**TASK TO CARRY OUT:** Find all lines in the listing that include the word "DiarieNr", then copy them.

(Data entries)
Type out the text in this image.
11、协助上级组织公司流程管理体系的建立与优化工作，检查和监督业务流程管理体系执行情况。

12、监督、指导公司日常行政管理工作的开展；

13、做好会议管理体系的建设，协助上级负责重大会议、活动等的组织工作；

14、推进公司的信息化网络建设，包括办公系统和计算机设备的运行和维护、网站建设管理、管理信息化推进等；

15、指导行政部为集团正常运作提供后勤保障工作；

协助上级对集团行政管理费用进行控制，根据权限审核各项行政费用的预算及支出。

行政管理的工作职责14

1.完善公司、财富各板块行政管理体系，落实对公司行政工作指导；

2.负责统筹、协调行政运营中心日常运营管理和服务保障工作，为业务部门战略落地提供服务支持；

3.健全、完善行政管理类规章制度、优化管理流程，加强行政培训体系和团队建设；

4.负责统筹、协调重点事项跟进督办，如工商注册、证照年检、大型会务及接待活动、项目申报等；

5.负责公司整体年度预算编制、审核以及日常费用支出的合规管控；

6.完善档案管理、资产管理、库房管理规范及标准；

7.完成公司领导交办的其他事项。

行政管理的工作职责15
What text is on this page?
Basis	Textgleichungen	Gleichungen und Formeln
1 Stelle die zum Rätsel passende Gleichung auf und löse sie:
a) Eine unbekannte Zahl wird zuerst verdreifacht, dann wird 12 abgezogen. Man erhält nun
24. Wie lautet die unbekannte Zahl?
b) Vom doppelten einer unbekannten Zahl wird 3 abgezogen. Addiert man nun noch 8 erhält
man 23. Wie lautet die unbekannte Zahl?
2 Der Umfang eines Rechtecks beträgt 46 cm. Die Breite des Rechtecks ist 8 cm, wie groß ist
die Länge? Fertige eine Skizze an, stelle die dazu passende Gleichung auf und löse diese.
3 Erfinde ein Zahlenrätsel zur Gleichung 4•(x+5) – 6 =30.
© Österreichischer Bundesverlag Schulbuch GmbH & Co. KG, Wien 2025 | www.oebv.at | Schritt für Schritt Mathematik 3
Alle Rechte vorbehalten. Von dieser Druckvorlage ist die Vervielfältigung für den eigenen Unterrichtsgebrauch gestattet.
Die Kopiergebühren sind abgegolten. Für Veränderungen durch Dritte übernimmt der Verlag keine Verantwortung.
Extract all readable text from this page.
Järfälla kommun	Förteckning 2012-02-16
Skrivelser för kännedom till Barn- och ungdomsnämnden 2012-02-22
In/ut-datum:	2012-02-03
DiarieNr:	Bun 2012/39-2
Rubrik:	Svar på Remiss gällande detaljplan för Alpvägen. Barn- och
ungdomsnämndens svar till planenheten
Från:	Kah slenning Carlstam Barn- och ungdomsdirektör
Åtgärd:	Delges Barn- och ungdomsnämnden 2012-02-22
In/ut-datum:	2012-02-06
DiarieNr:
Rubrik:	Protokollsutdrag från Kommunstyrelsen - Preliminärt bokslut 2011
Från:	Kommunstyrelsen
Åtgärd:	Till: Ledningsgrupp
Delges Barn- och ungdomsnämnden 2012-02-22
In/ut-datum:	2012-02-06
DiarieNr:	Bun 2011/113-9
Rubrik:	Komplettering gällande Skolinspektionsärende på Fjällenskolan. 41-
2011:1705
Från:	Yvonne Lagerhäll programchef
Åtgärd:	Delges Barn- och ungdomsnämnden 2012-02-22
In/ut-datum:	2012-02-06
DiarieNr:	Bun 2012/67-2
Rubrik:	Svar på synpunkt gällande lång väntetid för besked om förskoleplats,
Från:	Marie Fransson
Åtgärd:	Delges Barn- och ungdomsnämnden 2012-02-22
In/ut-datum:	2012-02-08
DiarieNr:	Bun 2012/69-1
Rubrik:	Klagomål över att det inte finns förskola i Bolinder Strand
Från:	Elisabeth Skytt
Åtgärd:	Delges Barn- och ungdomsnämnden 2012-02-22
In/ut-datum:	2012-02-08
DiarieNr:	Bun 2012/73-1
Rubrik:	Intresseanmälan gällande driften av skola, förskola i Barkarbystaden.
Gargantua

**RESULT OF THE TASK:**
DiarieNr:	Bun 2012/39-2
DiarieNr:
DiarieNr:	Bun 2011/113-9
DiarieNr:	Bun 2012/67-2
DiarieNr:	Bun 2012/69-1
DiarieNr:	Bun 2012/73-1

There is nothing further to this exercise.